● Selected excerpt

MnVAP Chair Leon Doom says the co-op achieved several milestones this year. MnVAP signed a development agreement with the United Power Association, then Enron, a global electrical and gas provider, joined as an equity partner, and finally, Prudential Investment affirmed financial feasibility.

Farmers have invested about $5 million in MnVAP so far, Doom says, but the co-op must raise another $70 million for 100-percent ownership of the electrical generation plant and six more hay processing plants. Industry and government investments are expected to add $200 million.

Seeking investment from producers who fought the ’97 flood, five years of wheat diseases, and now low farm prices can be challenging, Doom acknowledges. “There’s not a lot of money to invest right now, but MnVAP offers farmers an opportunity for long-range investment and crop diversity.”

Meat workshop coming up
By Andrea Frazeur

Marshall, Minn. — Meat and poultry processors have lots of regulations to wade through, so AURI is lending a hand.

AURI is presenting a two-day workshop, October 13-14, for meat and poultry processors who want to learn Good Manufacturing Practices, Standard Sanitation Operating Procedures, and other sanitation and monitoring processes.

Besides classroom instruction, participants will have a chance to clean equipment and try out the latest in sanitation monitoring equipment at AURI’s new meat lab. Participants will also receive help developing detailed sanitation plans.

● Dataset extract
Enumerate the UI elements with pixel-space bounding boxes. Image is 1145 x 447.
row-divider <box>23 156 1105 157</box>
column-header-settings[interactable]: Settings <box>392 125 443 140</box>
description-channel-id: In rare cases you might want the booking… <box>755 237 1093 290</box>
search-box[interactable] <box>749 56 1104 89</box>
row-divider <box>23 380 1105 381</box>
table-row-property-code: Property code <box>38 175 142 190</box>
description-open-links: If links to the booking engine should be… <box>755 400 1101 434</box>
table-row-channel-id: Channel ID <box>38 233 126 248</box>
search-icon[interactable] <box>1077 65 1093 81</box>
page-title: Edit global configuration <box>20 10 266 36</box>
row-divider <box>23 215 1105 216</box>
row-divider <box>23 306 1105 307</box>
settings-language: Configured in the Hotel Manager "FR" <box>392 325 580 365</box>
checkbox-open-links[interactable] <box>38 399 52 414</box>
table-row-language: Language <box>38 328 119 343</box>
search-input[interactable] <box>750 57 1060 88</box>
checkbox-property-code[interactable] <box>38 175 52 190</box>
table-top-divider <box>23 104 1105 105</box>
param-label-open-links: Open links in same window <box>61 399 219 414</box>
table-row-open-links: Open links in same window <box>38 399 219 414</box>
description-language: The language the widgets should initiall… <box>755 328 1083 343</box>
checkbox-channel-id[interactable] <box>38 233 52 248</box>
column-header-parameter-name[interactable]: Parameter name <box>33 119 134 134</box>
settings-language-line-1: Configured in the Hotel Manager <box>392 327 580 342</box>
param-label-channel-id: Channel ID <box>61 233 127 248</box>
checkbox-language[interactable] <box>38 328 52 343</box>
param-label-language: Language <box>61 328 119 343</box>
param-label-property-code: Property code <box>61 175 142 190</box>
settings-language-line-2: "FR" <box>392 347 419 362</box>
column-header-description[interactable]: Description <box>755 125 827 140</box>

● What is expected
Repeat the stretch of the farm news text from "Seeking investment from" through "lending a hand.", switching "producers" to "growers".

● Solved exercise
Seeking investment from growers who fought the ’97 flood, five years of wheat diseases, and now low farm prices can be challenging, Doom acknowledges. “There’s not a lot of money to invest right now, but MnVAP offers farmers an opportunity for long-range investment and crop diversity.”

Meat workshop coming up
By Andrea Frazeur

Marshall, Minn. — Meat and poultry processors have lots of regulations to wade through, so AURI is lending a hand.